__EXTRACTED ENTRIES__
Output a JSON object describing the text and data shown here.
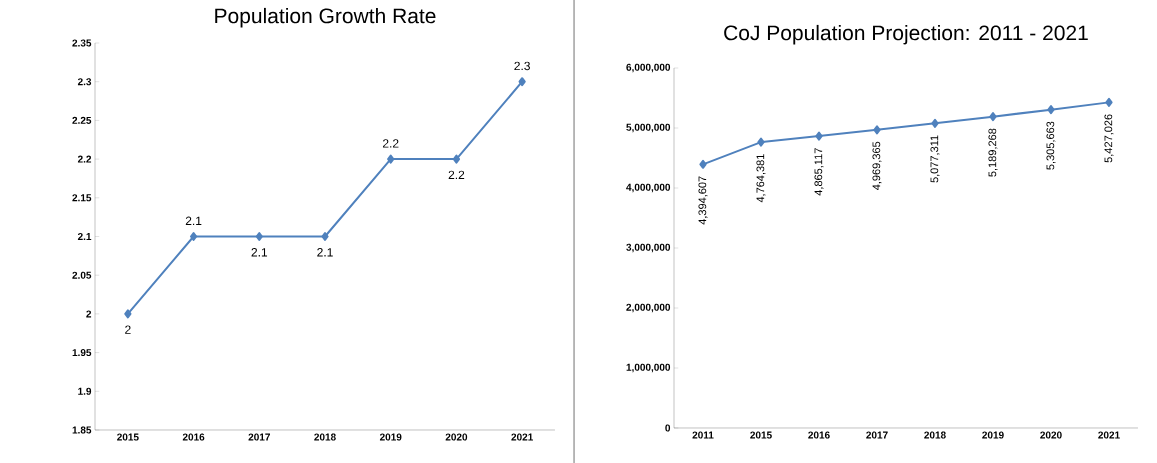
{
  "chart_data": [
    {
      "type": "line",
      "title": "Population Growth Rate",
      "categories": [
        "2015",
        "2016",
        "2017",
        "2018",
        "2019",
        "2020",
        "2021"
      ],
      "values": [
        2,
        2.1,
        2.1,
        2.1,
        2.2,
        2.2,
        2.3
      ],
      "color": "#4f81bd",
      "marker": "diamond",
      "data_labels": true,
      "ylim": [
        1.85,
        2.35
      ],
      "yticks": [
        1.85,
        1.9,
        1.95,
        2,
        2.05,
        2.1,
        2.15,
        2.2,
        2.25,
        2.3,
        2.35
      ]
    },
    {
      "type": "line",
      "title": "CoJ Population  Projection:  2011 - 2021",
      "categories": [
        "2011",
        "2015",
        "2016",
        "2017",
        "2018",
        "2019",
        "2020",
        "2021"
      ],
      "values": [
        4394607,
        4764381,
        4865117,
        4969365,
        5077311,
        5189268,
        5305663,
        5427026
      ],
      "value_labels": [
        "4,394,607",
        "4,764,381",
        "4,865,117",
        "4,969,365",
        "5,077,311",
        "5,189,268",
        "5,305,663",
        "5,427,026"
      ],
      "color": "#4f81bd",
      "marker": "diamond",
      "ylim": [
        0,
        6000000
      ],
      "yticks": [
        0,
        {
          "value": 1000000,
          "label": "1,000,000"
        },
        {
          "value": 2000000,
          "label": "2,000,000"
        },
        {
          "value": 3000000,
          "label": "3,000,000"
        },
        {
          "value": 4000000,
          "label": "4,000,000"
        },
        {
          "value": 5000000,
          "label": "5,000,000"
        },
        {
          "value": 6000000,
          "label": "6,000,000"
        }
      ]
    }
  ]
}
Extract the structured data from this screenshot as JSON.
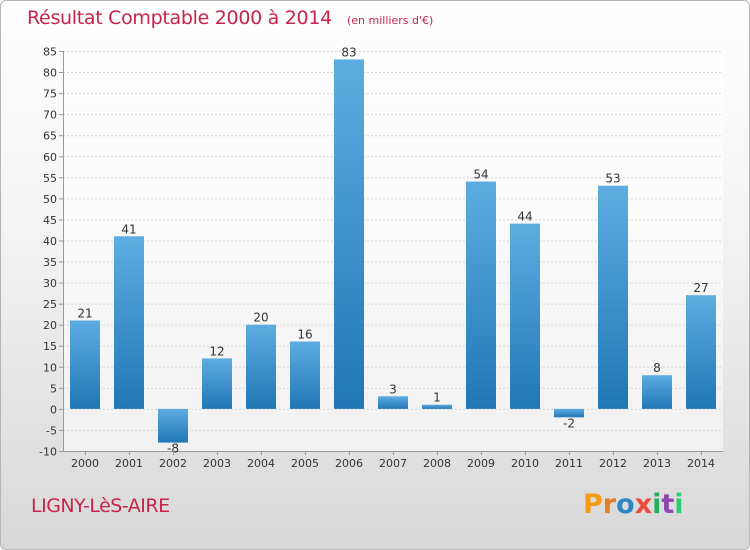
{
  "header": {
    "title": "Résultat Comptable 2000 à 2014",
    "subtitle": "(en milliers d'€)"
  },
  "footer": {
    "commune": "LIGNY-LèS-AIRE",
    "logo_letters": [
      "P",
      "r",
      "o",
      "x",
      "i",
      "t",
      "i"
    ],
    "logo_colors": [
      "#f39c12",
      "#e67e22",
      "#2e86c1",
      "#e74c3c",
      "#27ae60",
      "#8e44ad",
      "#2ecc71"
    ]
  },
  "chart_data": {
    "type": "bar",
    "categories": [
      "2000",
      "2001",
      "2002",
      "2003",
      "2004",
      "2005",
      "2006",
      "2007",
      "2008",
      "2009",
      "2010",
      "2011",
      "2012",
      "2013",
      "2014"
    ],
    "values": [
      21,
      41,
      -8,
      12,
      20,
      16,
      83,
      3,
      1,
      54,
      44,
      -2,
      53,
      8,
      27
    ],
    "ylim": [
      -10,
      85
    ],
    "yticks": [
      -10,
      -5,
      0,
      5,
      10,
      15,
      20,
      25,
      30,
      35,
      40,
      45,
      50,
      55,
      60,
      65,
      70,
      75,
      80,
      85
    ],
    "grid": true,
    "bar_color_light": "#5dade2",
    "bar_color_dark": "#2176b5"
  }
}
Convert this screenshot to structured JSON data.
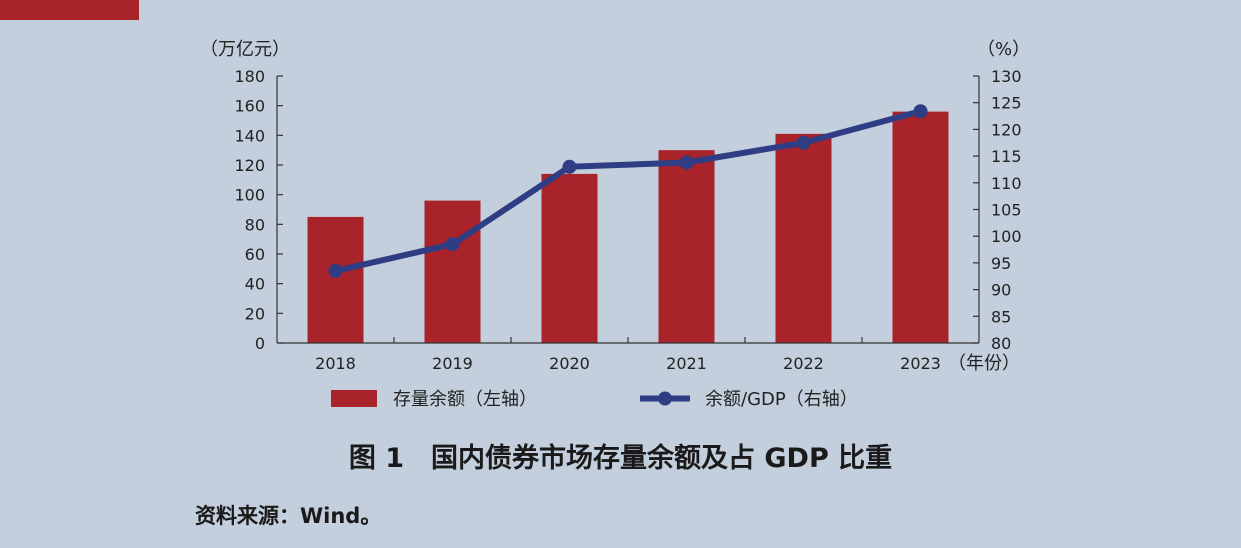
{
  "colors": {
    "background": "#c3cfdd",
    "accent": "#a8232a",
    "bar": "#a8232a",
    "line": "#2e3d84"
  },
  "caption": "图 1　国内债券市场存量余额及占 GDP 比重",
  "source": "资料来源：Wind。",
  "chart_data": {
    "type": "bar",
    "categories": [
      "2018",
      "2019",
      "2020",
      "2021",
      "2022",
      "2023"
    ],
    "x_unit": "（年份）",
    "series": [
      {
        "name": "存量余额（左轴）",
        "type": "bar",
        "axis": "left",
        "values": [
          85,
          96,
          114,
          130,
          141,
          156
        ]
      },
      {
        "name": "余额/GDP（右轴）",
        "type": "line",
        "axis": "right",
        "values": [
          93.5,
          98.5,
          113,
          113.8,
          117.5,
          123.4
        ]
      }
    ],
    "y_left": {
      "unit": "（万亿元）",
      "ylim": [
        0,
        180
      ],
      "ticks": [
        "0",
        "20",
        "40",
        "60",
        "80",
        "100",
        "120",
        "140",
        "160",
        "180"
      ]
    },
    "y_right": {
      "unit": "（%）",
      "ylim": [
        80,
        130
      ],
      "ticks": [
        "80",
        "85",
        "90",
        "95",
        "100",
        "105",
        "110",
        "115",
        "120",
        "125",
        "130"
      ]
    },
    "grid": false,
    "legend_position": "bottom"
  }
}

__WHAT YOU SHOULD DO__
Your task is to reproduce all of the material exactly. The pictures stay out.

__FINAL RESULT__
Output a JSON object describing the text and data shown here.
{
  "chart_data": [
    {
      "type": "line",
      "title": "Population Growth Rate",
      "categories": [
        "2015",
        "2016",
        "2017",
        "2018",
        "2019",
        "2020",
        "2021"
      ],
      "values": [
        2,
        2.1,
        2.1,
        2.1,
        2.2,
        2.2,
        2.3
      ],
      "color": "#4f81bd",
      "marker": "diamond",
      "data_labels": true,
      "ylim": [
        1.85,
        2.35
      ],
      "yticks": [
        1.85,
        1.9,
        1.95,
        2,
        2.05,
        2.1,
        2.15,
        2.2,
        2.25,
        2.3,
        2.35
      ]
    },
    {
      "type": "line",
      "title": "CoJ Population  Projection:  2011 - 2021",
      "categories": [
        "2011",
        "2015",
        "2016",
        "2017",
        "2018",
        "2019",
        "2020",
        "2021"
      ],
      "values": [
        4394607,
        4764381,
        4865117,
        4969365,
        5077311,
        5189268,
        5305663,
        5427026
      ],
      "value_labels": [
        "4,394,607",
        "4,764,381",
        "4,865,117",
        "4,969,365",
        "5,077,311",
        "5,189,268",
        "5,305,663",
        "5,427,026"
      ],
      "color": "#4f81bd",
      "marker": "diamond",
      "ylim": [
        0,
        6000000
      ],
      "yticks": [
        0,
        {
          "value": 1000000,
          "label": "1,000,000"
        },
        {
          "value": 2000000,
          "label": "2,000,000"
        },
        {
          "value": 3000000,
          "label": "3,000,000"
        },
        {
          "value": 4000000,
          "label": "4,000,000"
        },
        {
          "value": 5000000,
          "label": "5,000,000"
        },
        {
          "value": 6000000,
          "label": "6,000,000"
        }
      ]
    }
  ]
}
Extract the structured data from this screenshot as JSON.
{
  "header": {
    "title": "Résultat Comptable 2000 à 2014",
    "subtitle": "(en milliers d'€)"
  },
  "footer": {
    "commune": "LIGNY-LèS-AIRE",
    "logo_letters": [
      "P",
      "r",
      "o",
      "x",
      "i",
      "t",
      "i"
    ],
    "logo_colors": [
      "#f39c12",
      "#e67e22",
      "#2e86c1",
      "#e74c3c",
      "#27ae60",
      "#8e44ad",
      "#2ecc71"
    ]
  },
  "chart_data": {
    "type": "bar",
    "categories": [
      "2000",
      "2001",
      "2002",
      "2003",
      "2004",
      "2005",
      "2006",
      "2007",
      "2008",
      "2009",
      "2010",
      "2011",
      "2012",
      "2013",
      "2014"
    ],
    "values": [
      21,
      41,
      -8,
      12,
      20,
      16,
      83,
      3,
      1,
      54,
      44,
      -2,
      53,
      8,
      27
    ],
    "ylim": [
      -10,
      85
    ],
    "yticks": [
      -10,
      -5,
      0,
      5,
      10,
      15,
      20,
      25,
      30,
      35,
      40,
      45,
      50,
      55,
      60,
      65,
      70,
      75,
      80,
      85
    ],
    "grid": true,
    "bar_color_light": "#5dade2",
    "bar_color_dark": "#2176b5"
  }
}
Convert this screenshot to structured JSON data.
{
  "colors": {
    "background": "#c3cfdd",
    "accent": "#a8232a",
    "bar": "#a8232a",
    "line": "#2e3d84"
  },
  "caption": "图 1　国内债券市场存量余额及占 GDP 比重",
  "source": "资料来源：Wind。",
  "chart_data": {
    "type": "bar",
    "categories": [
      "2018",
      "2019",
      "2020",
      "2021",
      "2022",
      "2023"
    ],
    "x_unit": "（年份）",
    "series": [
      {
        "name": "存量余额（左轴）",
        "type": "bar",
        "axis": "left",
        "values": [
          85,
          96,
          114,
          130,
          141,
          156
        ]
      },
      {
        "name": "余额/GDP（右轴）",
        "type": "line",
        "axis": "right",
        "values": [
          93.5,
          98.5,
          113,
          113.8,
          117.5,
          123.4
        ]
      }
    ],
    "y_left": {
      "unit": "（万亿元）",
      "ylim": [
        0,
        180
      ],
      "ticks": [
        "0",
        "20",
        "40",
        "60",
        "80",
        "100",
        "120",
        "140",
        "160",
        "180"
      ]
    },
    "y_right": {
      "unit": "（%）",
      "ylim": [
        80,
        130
      ],
      "ticks": [
        "80",
        "85",
        "90",
        "95",
        "100",
        "105",
        "110",
        "115",
        "120",
        "125",
        "130"
      ]
    },
    "grid": false,
    "legend_position": "bottom"
  }
}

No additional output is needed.